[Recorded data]
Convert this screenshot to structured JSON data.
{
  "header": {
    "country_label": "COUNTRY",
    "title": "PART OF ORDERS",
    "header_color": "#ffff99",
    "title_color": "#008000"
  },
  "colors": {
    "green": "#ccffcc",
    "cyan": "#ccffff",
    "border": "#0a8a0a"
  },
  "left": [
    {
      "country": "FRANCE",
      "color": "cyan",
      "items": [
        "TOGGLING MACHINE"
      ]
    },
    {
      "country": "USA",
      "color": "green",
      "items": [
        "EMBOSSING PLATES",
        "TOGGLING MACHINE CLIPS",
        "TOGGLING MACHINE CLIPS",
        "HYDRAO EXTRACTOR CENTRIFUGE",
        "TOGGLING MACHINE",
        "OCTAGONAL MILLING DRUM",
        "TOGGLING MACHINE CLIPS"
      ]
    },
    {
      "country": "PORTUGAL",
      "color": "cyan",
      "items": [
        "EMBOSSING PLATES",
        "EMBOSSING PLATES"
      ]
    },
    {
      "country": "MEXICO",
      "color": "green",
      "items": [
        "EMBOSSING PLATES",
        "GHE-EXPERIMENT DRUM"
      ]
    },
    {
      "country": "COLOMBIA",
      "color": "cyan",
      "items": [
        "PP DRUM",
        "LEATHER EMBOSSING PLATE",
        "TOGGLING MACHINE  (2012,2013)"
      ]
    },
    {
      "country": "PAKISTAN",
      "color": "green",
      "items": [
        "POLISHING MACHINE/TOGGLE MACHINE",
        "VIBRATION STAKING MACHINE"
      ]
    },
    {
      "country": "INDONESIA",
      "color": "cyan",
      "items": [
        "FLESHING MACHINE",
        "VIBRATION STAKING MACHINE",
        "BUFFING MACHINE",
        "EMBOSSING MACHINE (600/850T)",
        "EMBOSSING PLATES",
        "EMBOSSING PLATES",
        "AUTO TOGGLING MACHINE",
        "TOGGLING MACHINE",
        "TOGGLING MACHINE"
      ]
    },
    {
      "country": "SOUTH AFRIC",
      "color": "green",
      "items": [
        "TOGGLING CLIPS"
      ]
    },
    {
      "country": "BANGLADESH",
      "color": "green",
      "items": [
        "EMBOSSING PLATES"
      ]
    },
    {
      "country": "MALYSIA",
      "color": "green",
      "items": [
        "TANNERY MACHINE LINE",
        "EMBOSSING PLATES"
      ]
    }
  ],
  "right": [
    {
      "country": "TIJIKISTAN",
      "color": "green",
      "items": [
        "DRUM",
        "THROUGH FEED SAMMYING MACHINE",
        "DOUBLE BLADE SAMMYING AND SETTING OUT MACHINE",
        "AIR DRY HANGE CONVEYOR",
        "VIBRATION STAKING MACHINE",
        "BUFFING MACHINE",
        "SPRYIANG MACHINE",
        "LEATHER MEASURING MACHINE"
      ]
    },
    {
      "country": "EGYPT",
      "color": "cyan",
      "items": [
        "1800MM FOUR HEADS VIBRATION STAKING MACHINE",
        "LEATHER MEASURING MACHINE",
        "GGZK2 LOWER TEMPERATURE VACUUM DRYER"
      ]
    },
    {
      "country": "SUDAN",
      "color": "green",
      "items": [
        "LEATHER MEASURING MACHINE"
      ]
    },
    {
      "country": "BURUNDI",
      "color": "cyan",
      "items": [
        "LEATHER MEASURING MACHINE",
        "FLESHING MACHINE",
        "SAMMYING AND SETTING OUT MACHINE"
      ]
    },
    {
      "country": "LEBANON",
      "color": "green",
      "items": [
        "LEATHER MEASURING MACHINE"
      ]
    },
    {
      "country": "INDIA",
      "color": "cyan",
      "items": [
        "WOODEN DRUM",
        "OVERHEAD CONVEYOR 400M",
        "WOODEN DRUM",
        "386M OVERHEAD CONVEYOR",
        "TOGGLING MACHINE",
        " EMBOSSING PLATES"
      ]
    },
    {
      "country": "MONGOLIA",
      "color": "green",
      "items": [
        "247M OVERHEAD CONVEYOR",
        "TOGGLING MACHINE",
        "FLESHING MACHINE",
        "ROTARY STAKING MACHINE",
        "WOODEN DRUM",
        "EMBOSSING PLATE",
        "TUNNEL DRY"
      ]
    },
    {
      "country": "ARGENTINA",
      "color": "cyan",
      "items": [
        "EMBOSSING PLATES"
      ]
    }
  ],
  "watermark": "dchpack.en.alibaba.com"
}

JOB:
Extract every entry in the listing word for word.

RESPONSE:
Convert this screenshot to structured JSON data.
{
  "header": {
    "country_label": "COUNTRY",
    "title": "PART OF ORDERS",
    "header_color": "#ffff99",
    "title_color": "#008000"
  },
  "colors": {
    "green": "#ccffcc",
    "cyan": "#ccffff",
    "border": "#0a8a0a"
  },
  "left": [
    {
      "country": "FRANCE",
      "color": "cyan",
      "items": [
        "TOGGLING MACHINE"
      ]
    },
    {
      "country": "USA",
      "color": "green",
      "items": [
        "EMBOSSING PLATES",
        "TOGGLING MACHINE CLIPS",
        "TOGGLING MACHINE CLIPS",
        "HYDRAO EXTRACTOR CENTRIFUGE",
        "TOGGLING MACHINE",
        "OCTAGONAL MILLING DRUM",
        "TOGGLING MACHINE CLIPS"
      ]
    },
    {
      "country": "PORTUGAL",
      "color": "cyan",
      "items": [
        "EMBOSSING PLATES",
        "EMBOSSING PLATES"
      ]
    },
    {
      "country": "MEXICO",
      "color": "green",
      "items": [
        "EMBOSSING PLATES",
        "GHE-EXPERIMENT DRUM"
      ]
    },
    {
      "country": "COLOMBIA",
      "color": "cyan",
      "items": [
        "PP DRUM",
        "LEATHER EMBOSSING PLATE",
        "TOGGLING MACHINE  (2012,2013)"
      ]
    },
    {
      "country": "PAKISTAN",
      "color": "green",
      "items": [
        "POLISHING MACHINE/TOGGLE MACHINE",
        "VIBRATION STAKING MACHINE"
      ]
    },
    {
      "country": "INDONESIA",
      "color": "cyan",
      "items": [
        "FLESHING MACHINE",
        "VIBRATION STAKING MACHINE",
        "BUFFING MACHINE",
        "EMBOSSING MACHINE (600/850T)",
        "EMBOSSING PLATES",
        "EMBOSSING PLATES",
        "AUTO TOGGLING MACHINE",
        "TOGGLING MACHINE",
        "TOGGLING MACHINE"
      ]
    },
    {
      "country": "SOUTH AFRIC",
      "color": "green",
      "items": [
        "TOGGLING CLIPS"
      ]
    },
    {
      "country": "BANGLADESH",
      "color": "green",
      "items": [
        "EMBOSSING PLATES"
      ]
    },
    {
      "country": "MALYSIA",
      "color": "green",
      "items": [
        "TANNERY MACHINE LINE",
        "EMBOSSING PLATES"
      ]
    }
  ],
  "right": [
    {
      "country": "TIJIKISTAN",
      "color": "green",
      "items": [
        "DRUM",
        "THROUGH FEED SAMMYING MACHINE",
        "DOUBLE BLADE SAMMYING AND SETTING OUT MACHINE",
        "AIR DRY HANGE CONVEYOR",
        "VIBRATION STAKING MACHINE",
        "BUFFING MACHINE",
        "SPRYIANG MACHINE",
        "LEATHER MEASURING MACHINE"
      ]
    },
    {
      "country": "EGYPT",
      "color": "cyan",
      "items": [
        "1800MM FOUR HEADS VIBRATION STAKING MACHINE",
        "LEATHER MEASURING MACHINE",
        "GGZK2 LOWER TEMPERATURE VACUUM DRYER"
      ]
    },
    {
      "country": "SUDAN",
      "color": "green",
      "items": [
        "LEATHER MEASURING MACHINE"
      ]
    },
    {
      "country": "BURUNDI",
      "color": "cyan",
      "items": [
        "LEATHER MEASURING MACHINE",
        "FLESHING MACHINE",
        "SAMMYING AND SETTING OUT MACHINE"
      ]
    },
    {
      "country": "LEBANON",
      "color": "green",
      "items": [
        "LEATHER MEASURING MACHINE"
      ]
    },
    {
      "country": "INDIA",
      "color": "cyan",
      "items": [
        "WOODEN DRUM",
        "OVERHEAD CONVEYOR 400M",
        "WOODEN DRUM",
        "386M OVERHEAD CONVEYOR",
        "TOGGLING MACHINE",
        " EMBOSSING PLATES"
      ]
    },
    {
      "country": "MONGOLIA",
      "color": "green",
      "items": [
        "247M OVERHEAD CONVEYOR",
        "TOGGLING MACHINE",
        "FLESHING MACHINE",
        "ROTARY STAKING MACHINE",
        "WOODEN DRUM",
        "EMBOSSING PLATE",
        "TUNNEL DRY"
      ]
    },
    {
      "country": "ARGENTINA",
      "color": "cyan",
      "items": [
        "EMBOSSING PLATES"
      ]
    }
  ],
  "watermark": "dchpack.en.alibaba.com"
}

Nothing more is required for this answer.